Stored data
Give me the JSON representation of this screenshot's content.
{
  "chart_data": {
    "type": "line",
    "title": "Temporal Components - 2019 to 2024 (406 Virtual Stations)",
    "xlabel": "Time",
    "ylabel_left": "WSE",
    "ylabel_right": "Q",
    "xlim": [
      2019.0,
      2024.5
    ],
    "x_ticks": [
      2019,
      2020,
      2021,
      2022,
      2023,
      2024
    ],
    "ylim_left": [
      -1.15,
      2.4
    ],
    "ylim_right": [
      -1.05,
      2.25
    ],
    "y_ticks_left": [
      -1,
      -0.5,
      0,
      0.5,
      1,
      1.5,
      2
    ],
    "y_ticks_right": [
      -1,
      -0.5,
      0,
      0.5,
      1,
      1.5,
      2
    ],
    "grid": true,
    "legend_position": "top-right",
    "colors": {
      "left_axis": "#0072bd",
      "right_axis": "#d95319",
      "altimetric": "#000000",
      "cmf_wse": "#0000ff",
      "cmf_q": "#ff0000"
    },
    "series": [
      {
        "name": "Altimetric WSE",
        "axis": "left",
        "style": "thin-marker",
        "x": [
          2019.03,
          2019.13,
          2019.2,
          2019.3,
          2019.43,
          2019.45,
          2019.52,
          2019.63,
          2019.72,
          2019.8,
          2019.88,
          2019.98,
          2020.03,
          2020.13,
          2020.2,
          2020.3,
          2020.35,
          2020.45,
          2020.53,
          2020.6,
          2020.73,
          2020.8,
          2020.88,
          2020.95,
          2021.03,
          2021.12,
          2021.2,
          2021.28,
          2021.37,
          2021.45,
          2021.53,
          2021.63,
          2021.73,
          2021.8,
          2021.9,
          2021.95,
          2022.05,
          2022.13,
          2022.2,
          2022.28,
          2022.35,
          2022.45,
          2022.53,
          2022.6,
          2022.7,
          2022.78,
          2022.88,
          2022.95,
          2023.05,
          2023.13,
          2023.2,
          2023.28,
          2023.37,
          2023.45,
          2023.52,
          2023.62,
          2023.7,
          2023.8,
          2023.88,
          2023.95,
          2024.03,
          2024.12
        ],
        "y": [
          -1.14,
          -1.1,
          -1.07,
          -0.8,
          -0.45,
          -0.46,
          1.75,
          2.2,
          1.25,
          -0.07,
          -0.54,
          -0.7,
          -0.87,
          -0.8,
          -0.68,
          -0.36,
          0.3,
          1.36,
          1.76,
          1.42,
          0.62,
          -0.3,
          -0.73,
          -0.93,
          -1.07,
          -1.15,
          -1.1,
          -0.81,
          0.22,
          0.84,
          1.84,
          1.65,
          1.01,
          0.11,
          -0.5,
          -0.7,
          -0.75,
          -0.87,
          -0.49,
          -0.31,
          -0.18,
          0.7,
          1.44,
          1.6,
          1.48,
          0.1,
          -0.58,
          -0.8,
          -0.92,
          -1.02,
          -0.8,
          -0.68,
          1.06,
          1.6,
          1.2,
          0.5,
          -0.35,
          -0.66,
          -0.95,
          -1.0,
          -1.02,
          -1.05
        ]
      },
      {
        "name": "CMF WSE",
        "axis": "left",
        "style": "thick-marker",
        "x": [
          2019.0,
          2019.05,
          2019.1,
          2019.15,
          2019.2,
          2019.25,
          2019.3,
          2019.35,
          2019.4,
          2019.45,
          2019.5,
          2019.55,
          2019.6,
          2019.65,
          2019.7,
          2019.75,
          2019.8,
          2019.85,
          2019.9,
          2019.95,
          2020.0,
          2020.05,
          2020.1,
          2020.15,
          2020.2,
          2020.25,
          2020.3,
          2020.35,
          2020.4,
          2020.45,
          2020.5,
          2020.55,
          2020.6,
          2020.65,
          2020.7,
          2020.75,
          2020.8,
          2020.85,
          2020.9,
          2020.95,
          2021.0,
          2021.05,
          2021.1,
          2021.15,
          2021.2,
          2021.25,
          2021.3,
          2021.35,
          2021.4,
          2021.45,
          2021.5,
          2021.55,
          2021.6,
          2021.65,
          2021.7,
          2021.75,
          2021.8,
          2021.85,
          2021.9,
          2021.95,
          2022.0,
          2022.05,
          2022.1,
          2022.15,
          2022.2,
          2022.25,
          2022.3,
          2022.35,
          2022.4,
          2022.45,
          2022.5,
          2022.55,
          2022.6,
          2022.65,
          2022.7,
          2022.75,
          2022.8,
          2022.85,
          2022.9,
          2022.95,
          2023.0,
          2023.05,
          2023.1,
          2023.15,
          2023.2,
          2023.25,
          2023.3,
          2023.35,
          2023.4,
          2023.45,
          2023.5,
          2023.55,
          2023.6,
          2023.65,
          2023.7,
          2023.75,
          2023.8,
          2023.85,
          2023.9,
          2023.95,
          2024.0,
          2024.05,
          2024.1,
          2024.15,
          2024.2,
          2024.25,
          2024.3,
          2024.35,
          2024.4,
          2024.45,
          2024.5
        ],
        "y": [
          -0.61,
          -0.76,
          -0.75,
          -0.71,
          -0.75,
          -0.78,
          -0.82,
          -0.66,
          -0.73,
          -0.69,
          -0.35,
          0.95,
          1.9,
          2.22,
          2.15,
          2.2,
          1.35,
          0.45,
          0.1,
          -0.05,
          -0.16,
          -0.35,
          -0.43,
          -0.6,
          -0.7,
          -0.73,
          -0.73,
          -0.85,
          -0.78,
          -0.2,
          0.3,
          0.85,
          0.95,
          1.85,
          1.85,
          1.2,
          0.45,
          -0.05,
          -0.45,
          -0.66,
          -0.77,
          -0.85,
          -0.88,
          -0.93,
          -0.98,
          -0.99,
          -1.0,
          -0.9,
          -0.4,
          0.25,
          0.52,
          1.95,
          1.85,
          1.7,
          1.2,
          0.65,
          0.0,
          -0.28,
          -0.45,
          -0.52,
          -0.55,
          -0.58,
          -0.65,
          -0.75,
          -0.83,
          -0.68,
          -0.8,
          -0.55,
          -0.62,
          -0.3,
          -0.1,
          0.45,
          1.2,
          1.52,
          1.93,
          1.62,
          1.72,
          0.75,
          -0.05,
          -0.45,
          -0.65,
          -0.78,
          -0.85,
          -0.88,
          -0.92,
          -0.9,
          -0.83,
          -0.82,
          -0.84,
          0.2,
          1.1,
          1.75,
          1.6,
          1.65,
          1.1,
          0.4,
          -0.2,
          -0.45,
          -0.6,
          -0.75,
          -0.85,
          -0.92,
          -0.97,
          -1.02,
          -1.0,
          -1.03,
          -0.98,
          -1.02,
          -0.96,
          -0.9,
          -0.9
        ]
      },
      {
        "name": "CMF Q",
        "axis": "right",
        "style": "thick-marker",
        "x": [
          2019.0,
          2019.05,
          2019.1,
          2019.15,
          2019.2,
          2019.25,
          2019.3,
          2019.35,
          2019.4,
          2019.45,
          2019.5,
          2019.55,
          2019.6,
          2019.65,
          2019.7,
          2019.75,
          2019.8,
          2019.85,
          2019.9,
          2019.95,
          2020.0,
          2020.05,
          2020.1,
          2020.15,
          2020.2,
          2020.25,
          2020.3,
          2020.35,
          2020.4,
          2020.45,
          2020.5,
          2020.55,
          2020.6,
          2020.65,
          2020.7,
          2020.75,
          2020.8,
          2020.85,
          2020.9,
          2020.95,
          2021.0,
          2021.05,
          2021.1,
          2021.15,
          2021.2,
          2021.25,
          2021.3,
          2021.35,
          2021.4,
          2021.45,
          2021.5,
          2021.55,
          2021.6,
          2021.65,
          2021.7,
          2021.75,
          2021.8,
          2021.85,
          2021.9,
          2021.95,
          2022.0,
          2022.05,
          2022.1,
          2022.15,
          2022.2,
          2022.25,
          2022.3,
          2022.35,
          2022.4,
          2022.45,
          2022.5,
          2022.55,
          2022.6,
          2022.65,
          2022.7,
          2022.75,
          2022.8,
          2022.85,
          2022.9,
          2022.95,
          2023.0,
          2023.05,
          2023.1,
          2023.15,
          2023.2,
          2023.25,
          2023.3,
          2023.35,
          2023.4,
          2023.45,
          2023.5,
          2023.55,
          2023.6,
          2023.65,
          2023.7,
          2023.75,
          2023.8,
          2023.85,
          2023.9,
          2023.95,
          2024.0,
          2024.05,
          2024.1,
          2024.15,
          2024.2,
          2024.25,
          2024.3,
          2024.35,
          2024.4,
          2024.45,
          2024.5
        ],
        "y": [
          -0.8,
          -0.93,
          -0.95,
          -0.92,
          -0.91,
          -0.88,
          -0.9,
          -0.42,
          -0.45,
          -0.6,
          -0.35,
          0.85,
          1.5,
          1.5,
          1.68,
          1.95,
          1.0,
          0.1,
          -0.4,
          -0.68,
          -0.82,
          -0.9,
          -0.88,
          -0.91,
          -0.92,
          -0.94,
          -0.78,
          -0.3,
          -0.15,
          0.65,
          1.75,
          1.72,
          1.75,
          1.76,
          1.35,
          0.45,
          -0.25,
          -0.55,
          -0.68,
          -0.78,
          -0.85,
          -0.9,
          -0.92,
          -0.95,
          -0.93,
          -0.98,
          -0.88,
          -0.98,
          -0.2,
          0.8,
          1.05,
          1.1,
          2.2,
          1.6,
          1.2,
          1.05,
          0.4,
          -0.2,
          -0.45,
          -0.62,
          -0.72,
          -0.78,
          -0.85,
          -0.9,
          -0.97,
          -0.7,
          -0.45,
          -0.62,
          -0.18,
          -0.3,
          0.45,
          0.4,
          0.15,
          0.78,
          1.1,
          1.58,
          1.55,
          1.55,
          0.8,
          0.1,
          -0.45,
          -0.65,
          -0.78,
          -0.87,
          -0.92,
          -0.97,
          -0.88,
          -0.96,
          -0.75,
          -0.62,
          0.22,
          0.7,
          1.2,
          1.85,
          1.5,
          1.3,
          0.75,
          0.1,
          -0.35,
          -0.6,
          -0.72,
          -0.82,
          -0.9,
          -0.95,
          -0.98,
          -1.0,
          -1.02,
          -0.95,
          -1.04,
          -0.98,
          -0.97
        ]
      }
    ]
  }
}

- [Your task]: Extract each line holding the string "name".

- [Task output]:
        "name": "Altimetric WSE",
        "name": "CMF WSE",
        "name": "CMF Q",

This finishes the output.